* **Exercício escrito A**:
Indique se cada afirmação abaixo está de acordo com o trecho sobre a Arábia Saudita, respondendo sim ou não e citando as palavras do trecho que decidem a questão: (i) A Arábia Saudita cedeu suas bases às forças anglo-americanas. (ii) O mundo árabe ainda espera convencer a Arábia Saudita a não permitir o uso de seu espaço aéreo para a guerra. (iii) A Arábia Saudita pediu ajuda aos norte-americanos durante a primeira guerra do Golfo.

* **Trecho fornecido**:

────────────────────────────────────────

Vizinhos apreensivos — Para fazer entender a geopolítica da região, o professor analisa a posição de alguns países vizinhos do Iraque. Diz que a Arábia Saudita, sentindo-se ameaçada durante a primeira guerra do Golfo, pediu ajuda aos norte-americanos. Bin Laden, que havia tentado convencer o Iraque e a própria Arábia Saudita de que ele era o preferido dos EUA e da Inglaterra por ter ajudado a expulsar os russos do Afeganistão, com a ajuda dos ingleses, americanos e árabes em geral, ficou furioso com a decisão saudita e partiu para a violência na clandestinidade. Atualmente, a Arábia Saudita, centro do islamismo, está agindo com muito cuidado, sabendo distinguir as ameaças reais, como as de 1990, das ameaças imaginárias divulgadas pelos EUA. Condena a guerra, não aceita a desculpa de que o Iraque patrocina o terrorismo e não cedeu suas bases às forças anglo-americanas. Segundo o professor Hussein, o mundo árabe ainda espera convencê-la a não permitir o uso de seu espaço aéreo para a guerra. Muitos sauditas ricos são absolutamente contrários à presença norte-americana no país; isso seria um insulto ao islamismo.

────────────────────────────────────────

* **Exercício escrito B**:
Localize nas entradas todas as linhas que contêm a palavra "Count" e copie cada uma delas.

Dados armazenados
────────────────────────────────────────

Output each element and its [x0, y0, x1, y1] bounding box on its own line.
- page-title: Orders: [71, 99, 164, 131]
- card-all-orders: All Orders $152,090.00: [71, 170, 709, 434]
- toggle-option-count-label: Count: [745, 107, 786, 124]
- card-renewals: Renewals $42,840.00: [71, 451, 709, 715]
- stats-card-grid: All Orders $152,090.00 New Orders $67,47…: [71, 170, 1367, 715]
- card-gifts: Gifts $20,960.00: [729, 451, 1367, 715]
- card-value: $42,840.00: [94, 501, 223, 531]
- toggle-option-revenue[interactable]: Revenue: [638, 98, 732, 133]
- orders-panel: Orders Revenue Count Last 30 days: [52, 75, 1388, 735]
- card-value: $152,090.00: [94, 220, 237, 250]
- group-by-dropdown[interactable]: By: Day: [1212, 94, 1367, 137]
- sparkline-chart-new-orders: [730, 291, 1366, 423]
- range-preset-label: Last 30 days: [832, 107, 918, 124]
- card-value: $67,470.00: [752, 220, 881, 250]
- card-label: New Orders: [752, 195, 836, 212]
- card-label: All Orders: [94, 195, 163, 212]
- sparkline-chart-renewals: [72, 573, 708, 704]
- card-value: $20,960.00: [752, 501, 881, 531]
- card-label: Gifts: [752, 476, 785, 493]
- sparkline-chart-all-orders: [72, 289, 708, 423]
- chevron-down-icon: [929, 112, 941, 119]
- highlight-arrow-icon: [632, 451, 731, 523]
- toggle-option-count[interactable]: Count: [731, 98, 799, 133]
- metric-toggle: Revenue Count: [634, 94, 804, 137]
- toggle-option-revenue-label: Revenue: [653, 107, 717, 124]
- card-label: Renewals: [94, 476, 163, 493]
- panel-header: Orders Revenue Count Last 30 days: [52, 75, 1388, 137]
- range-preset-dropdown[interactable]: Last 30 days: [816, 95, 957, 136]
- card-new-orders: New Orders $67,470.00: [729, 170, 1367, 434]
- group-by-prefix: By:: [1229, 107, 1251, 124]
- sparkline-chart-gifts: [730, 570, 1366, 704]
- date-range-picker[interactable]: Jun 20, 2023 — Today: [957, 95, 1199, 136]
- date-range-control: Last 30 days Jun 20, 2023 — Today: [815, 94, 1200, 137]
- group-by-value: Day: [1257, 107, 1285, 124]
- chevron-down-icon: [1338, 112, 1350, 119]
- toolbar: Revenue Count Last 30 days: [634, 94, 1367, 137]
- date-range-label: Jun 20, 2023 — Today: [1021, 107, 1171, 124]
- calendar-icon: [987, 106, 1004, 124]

────────────────────────────────────────

* **Resposta do exercício A**:
(i) Não: "não cedeu suas bases às forças anglo-americanas".
(ii) Sim: "o mundo árabe ainda espera convencê-la a não permitir o uso de seu espaço aéreo para a guerra".
(iii) Sim: "sentindo-se ameaçada durante a primeira guerra do Golfo, pediu ajuda aos norte-americanos".

* **Resposta do exercício B**:
- toggle-option-count-label: Count: [745, 107, 786, 124]
- orders-panel: Orders Revenue Count Last 30 days: [52, 75, 1388, 735]
- toggle-option-count[interactable]: Count: [731, 98, 799, 133]
- metric-toggle: Revenue Count: [634, 94, 804, 137]
- panel-header: Orders Revenue Count Last 30 days: [52, 75, 1388, 137]
- toolbar: Revenue Count Last 30 days: [634, 94, 1367, 137]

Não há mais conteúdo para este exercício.